Work to do:
Retype the data below without altering anything.
═══ Records supplied
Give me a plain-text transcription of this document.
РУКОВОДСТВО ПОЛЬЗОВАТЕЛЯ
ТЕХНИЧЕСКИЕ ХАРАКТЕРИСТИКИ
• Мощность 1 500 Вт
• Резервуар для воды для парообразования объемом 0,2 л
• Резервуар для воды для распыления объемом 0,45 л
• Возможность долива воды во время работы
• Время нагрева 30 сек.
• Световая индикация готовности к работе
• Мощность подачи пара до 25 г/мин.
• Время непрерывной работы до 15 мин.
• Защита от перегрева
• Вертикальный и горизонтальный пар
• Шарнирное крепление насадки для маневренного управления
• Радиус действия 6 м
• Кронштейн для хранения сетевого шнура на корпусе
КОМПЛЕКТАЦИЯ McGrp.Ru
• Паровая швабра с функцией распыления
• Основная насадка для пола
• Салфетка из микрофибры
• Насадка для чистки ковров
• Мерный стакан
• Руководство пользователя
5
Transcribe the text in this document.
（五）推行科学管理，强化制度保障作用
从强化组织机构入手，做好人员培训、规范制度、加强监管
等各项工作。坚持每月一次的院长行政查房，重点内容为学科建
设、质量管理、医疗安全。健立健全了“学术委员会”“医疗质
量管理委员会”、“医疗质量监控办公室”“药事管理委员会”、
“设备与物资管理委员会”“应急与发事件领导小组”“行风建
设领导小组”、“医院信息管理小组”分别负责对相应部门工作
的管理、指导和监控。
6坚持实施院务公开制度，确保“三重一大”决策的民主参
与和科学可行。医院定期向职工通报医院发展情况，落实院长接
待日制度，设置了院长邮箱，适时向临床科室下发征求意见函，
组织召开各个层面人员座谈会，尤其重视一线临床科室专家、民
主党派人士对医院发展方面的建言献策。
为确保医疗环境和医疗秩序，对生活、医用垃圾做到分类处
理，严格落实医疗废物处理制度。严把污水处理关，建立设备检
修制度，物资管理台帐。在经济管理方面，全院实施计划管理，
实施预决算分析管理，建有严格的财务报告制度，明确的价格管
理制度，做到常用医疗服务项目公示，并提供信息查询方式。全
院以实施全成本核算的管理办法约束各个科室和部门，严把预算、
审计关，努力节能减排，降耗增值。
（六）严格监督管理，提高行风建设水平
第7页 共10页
══════
Exercise response:
Give me a plain-text transcription of this document.
РУКОВОДСТВО ПОЛЬЗОВАТЕЛЯ
ТЕХНИЧЕСКИЕ ХАРАКТЕРИСТИКИ
• Мощность 1 500 Вт
• Резервуар для воды для парообразования объемом 0,2 л
• Резервуар для воды для распыления объемом 0,45 л
• Возможность долива воды во время работы
• Время нагрева 30 сек.
• Световая индикация готовности к работе
• Мощность подачи пара до 25 г/мин.
• Время непрерывной работы до 15 мин.
• Защита от перегрева
• Вертикальный и горизонтальный пар
• Шарнирное крепление насадки для маневренного управления
• Радиус действия 6 м
• Кронштейн для хранения сетевого шнура на корпусе
КОМПЛЕКТАЦИЯ McGrp.Ru
• Паровая швабра с функцией распыления
• Основная насадка для пола
• Салфетка из микрофибры
• Насадка для чистки ковров
• Мерный стакан
• Руководство пользователя
5
Transcribe the text in this document.
（五）推行科学管理，强化制度保障作用
从强化组织机构入手，做好人员培训、规范制度、加强监管
等各项工作。坚持每月一次的院长行政查房，重点内容为学科建
设、质量管理、医疗安全。健立健全了“学术委员会”“医疗质
量管理委员会”、“医疗质量监控办公室”“药事管理委员会”、
“设备与物资管理委员会”“应急与发事件领导小组”“行风建
设领导小组”、“医院信息管理小组”分别负责对相应部门工作
的管理、指导和监控。
6坚持实施院务公开制度，确保“三重一大”决策的民主参
与和科学可行。医院定期向职工通报医院发展情况，落实院长接
待日制度，设置了院长邮箱，适时向临床科室下发征求意见函，
组织召开各个层面人员座谈会，尤其重视一线临床科室专家、民
主党派人士对医院发展方面的建言献策。
为确保医疗环境和医疗秩序，对生活、医用垃圾做到分类处
理，严格落实医疗废物处理制度。严把污水处理关，建立设备检
修制度，物资管理台帐。在经济管理方面，全院实施计划管理，
实施预决算分析管理，建有严格的财务报告制度，明确的价格管
理制度，做到常用医疗服务项目公示，并提供信息查询方式。全
院以实施全成本核算的管理办法约束各个科室和部门，严把预算、
审计关，努力节能减排，降耗增值。
（六）严格监督管理，提高行风建设水平
第7页 共10页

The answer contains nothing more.